Task to complete
Every record must appear in your copy exactly as written, with no pictures.

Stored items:

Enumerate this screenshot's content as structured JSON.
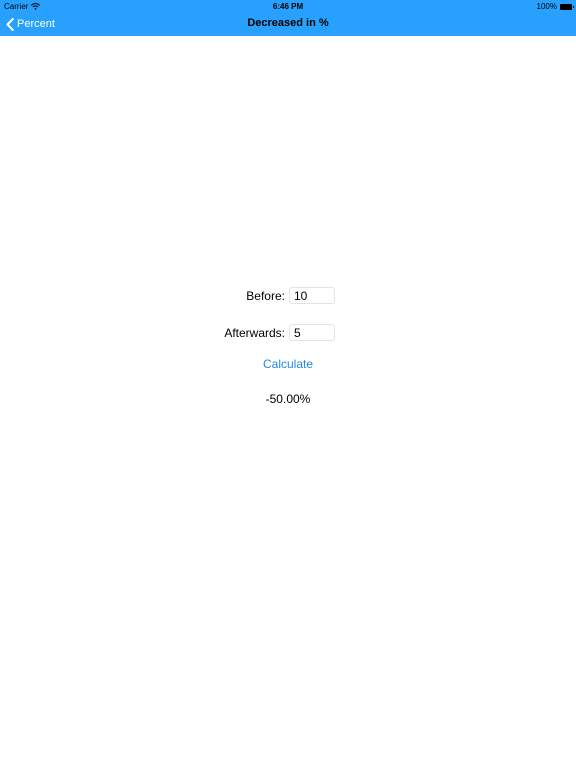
{
  "status_bar": {
    "carrier": "Carrier",
    "wifi_icon": "wifi-icon",
    "time": "6:46 PM",
    "battery_percent": "100%",
    "battery_icon": "battery-icon"
  },
  "nav": {
    "back_label": "Percent",
    "back_icon": "chevron-left-icon",
    "title": "Decreased in %"
  },
  "form": {
    "before_label": "Before:",
    "before_value": "10",
    "after_label": "Afterwards:",
    "after_value": "5",
    "calculate_label": "Calculate",
    "result": "-50.00%"
  },
  "colors": {
    "nav_background": "#27A1FD",
    "link": "#1E88E5",
    "text": "#000000",
    "background": "#FFFFFF"
  }
}
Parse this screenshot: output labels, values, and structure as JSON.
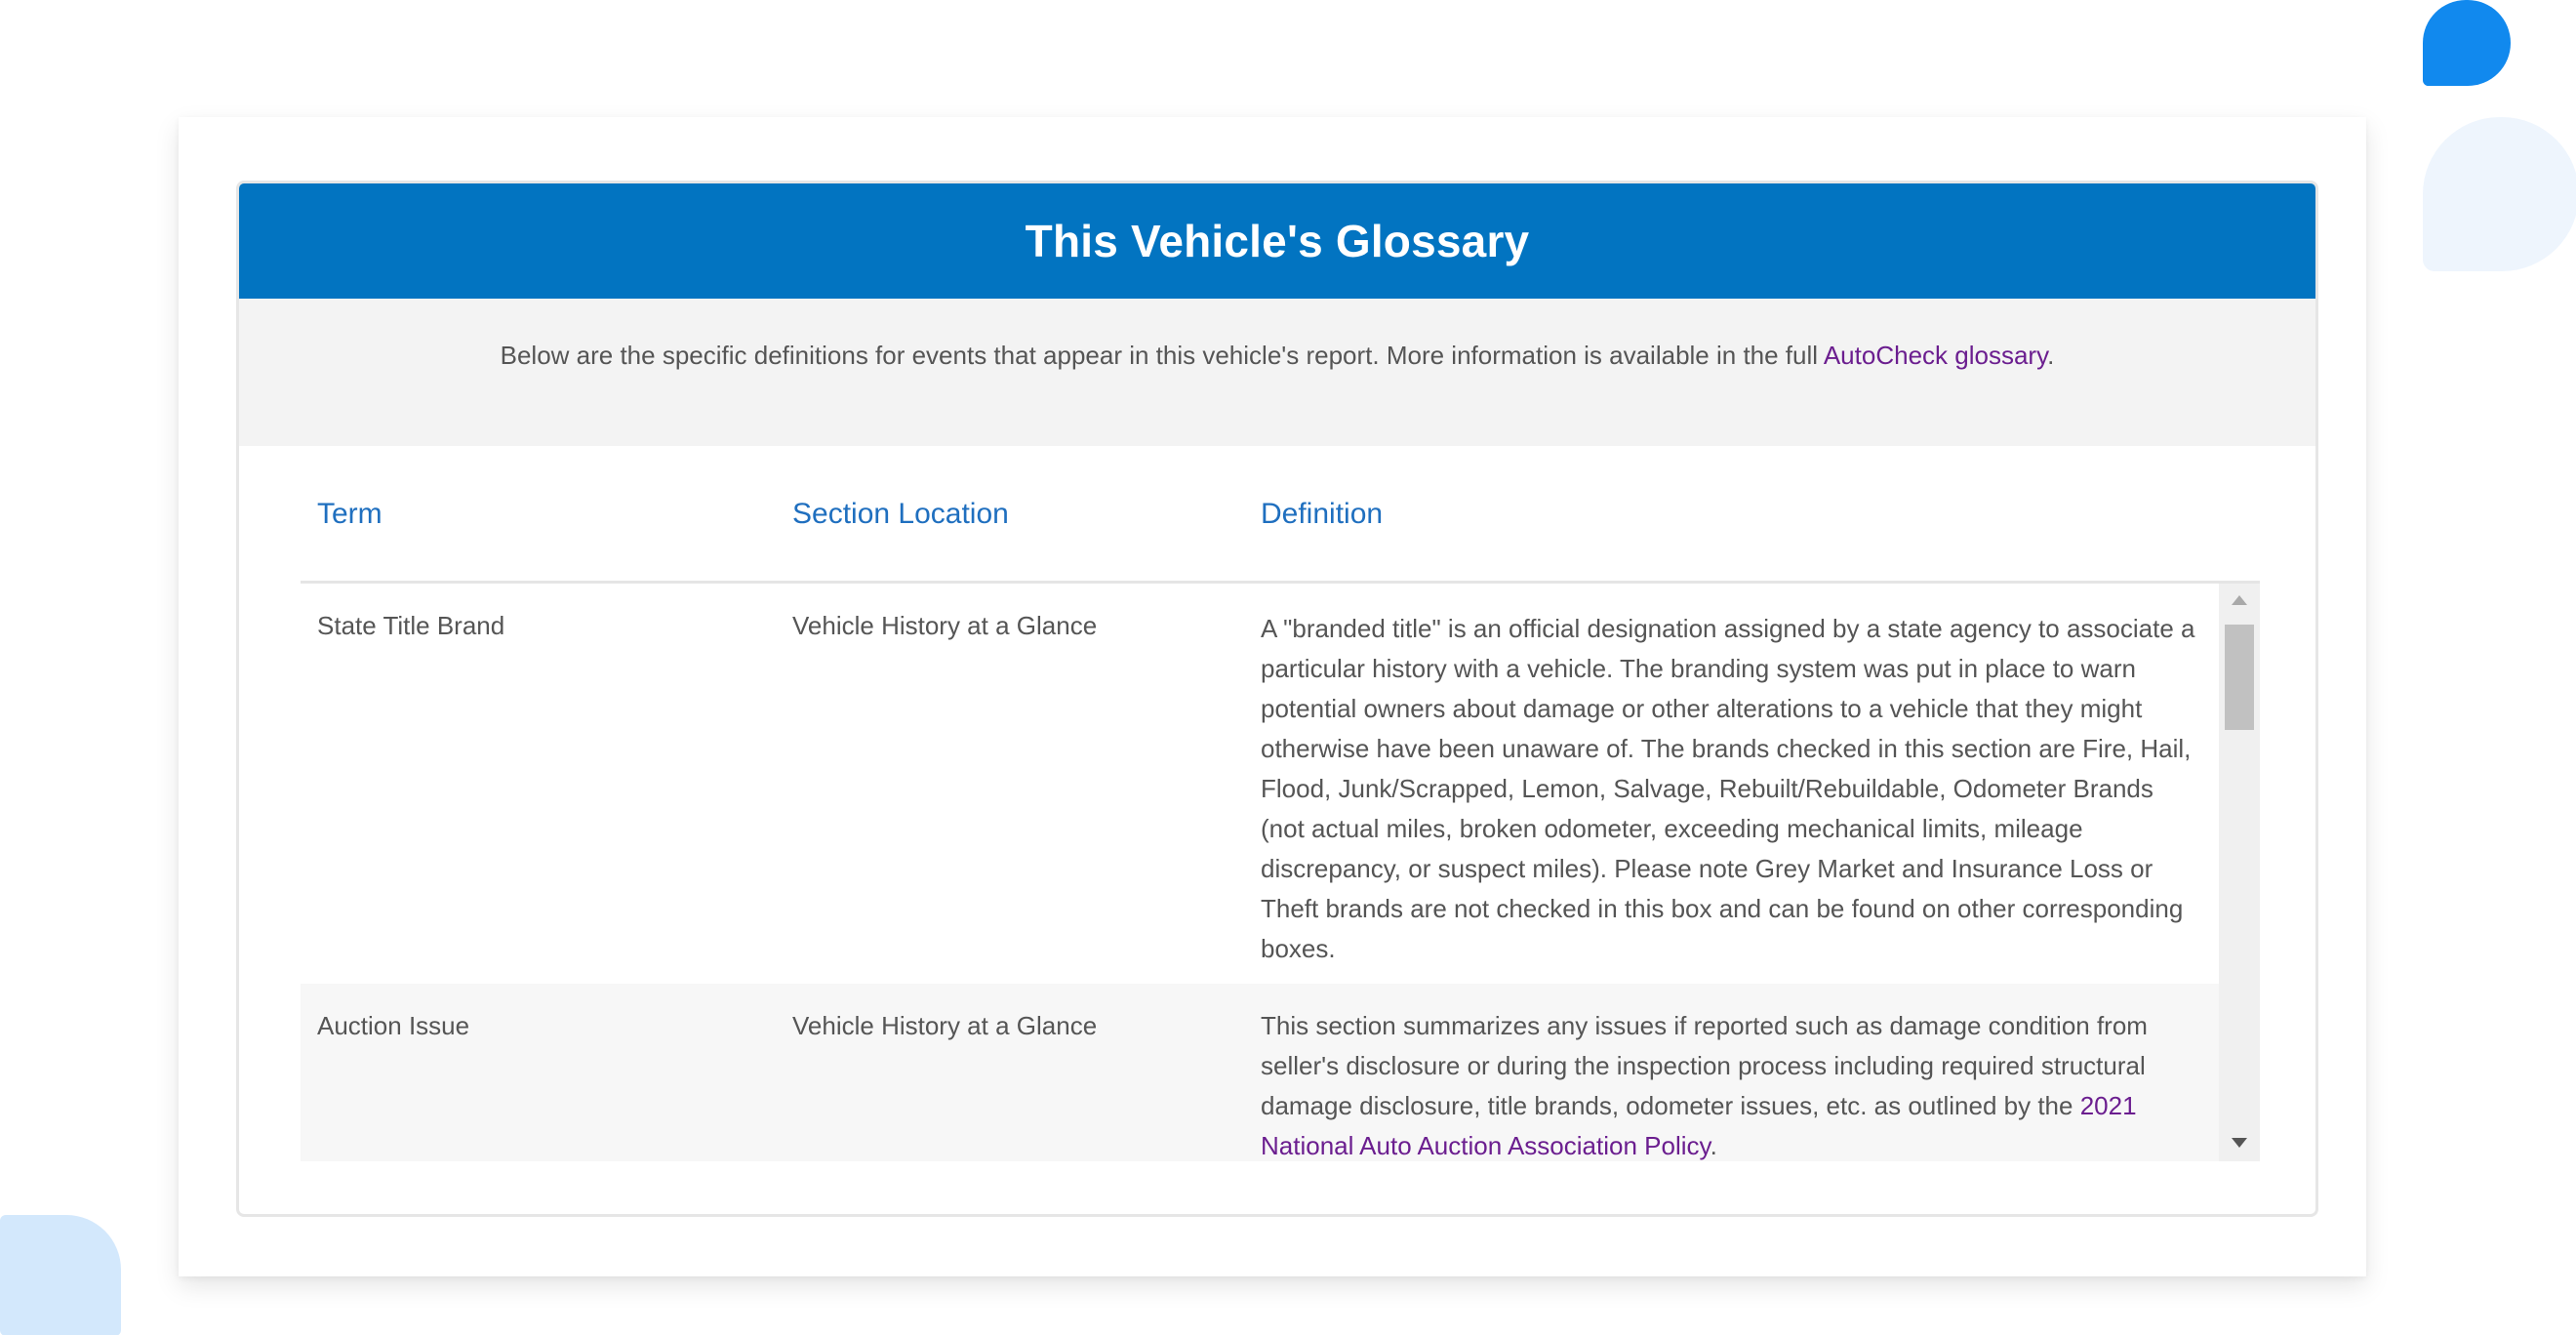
{
  "glossary": {
    "title": "This Vehicle's Glossary",
    "intro_text": "Below are the specific definitions for events that appear in this vehicle's report. More information is available in the full ",
    "intro_link": "AutoCheck glossary",
    "intro_end": "."
  },
  "table": {
    "headers": {
      "term": "Term",
      "section": "Section Location",
      "definition": "Definition"
    },
    "rows": [
      {
        "term": "State Title Brand",
        "section": "Vehicle History at a Glance",
        "definition": "A \"branded title\" is an official designation assigned by a state agency to associate a particular history with a vehicle. The branding system was put in place to warn potential owners about damage or other alterations to a vehicle that they might otherwise have been unaware of. The brands checked in this section are Fire, Hail, Flood, Junk/Scrapped, Lemon, Salvage, Rebuilt/Rebuildable, Odometer Brands (not actual miles, broken odometer, exceeding mechanical limits, mileage discrepancy, or suspect miles). Please note Grey Market and Insurance Loss or Theft brands are not checked in this box and can be found on other corresponding boxes."
      },
      {
        "term": "Auction Issue",
        "section": "Vehicle History at a Glance",
        "definition": "This section summarizes any issues if reported such as damage condition from seller's disclosure or during the inspection process including required structural damage disclosure, title brands, odometer issues, etc. as outlined by the ",
        "definition_link": "2021 National Auto Auction Association Policy",
        "definition_end": "."
      }
    ]
  },
  "icons": {
    "scroll_up": "scroll-up-arrow-icon",
    "scroll_down": "scroll-down-arrow-icon"
  },
  "colors": {
    "header_bg": "#0274c1",
    "link": "#6b1e8f",
    "column_header": "#1f6fbf"
  }
}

Correct output
Enumerate this screenshot's content as structured JSON.
{
  "status_bar": {
    "carrier": "Carrier",
    "wifi_icon": "wifi-icon",
    "time": "6:46 PM",
    "battery_percent": "100%",
    "battery_icon": "battery-icon"
  },
  "nav": {
    "back_label": "Percent",
    "back_icon": "chevron-left-icon",
    "title": "Decreased in %"
  },
  "form": {
    "before_label": "Before:",
    "before_value": "10",
    "after_label": "Afterwards:",
    "after_value": "5",
    "calculate_label": "Calculate",
    "result": "-50.00%"
  },
  "colors": {
    "nav_background": "#27A1FD",
    "link": "#1E88E5",
    "text": "#000000",
    "background": "#FFFFFF"
  }
}
Parse this screenshot: output labels, values, and structure as JSON.
{
  "glossary": {
    "title": "This Vehicle's Glossary",
    "intro_text": "Below are the specific definitions for events that appear in this vehicle's report. More information is available in the full ",
    "intro_link": "AutoCheck glossary",
    "intro_end": "."
  },
  "table": {
    "headers": {
      "term": "Term",
      "section": "Section Location",
      "definition": "Definition"
    },
    "rows": [
      {
        "term": "State Title Brand",
        "section": "Vehicle History at a Glance",
        "definition": "A \"branded title\" is an official designation assigned by a state agency to associate a particular history with a vehicle. The branding system was put in place to warn potential owners about damage or other alterations to a vehicle that they might otherwise have been unaware of. The brands checked in this section are Fire, Hail, Flood, Junk/Scrapped, Lemon, Salvage, Rebuilt/Rebuildable, Odometer Brands (not actual miles, broken odometer, exceeding mechanical limits, mileage discrepancy, or suspect miles). Please note Grey Market and Insurance Loss or Theft brands are not checked in this box and can be found on other corresponding boxes."
      },
      {
        "term": "Auction Issue",
        "section": "Vehicle History at a Glance",
        "definition": "This section summarizes any issues if reported such as damage condition from seller's disclosure or during the inspection process including required structural damage disclosure, title brands, odometer issues, etc. as outlined by the ",
        "definition_link": "2021 National Auto Auction Association Policy",
        "definition_end": "."
      }
    ]
  },
  "icons": {
    "scroll_up": "scroll-up-arrow-icon",
    "scroll_down": "scroll-down-arrow-icon"
  },
  "colors": {
    "header_bg": "#0274c1",
    "link": "#6b1e8f",
    "column_header": "#1f6fbf"
  }
}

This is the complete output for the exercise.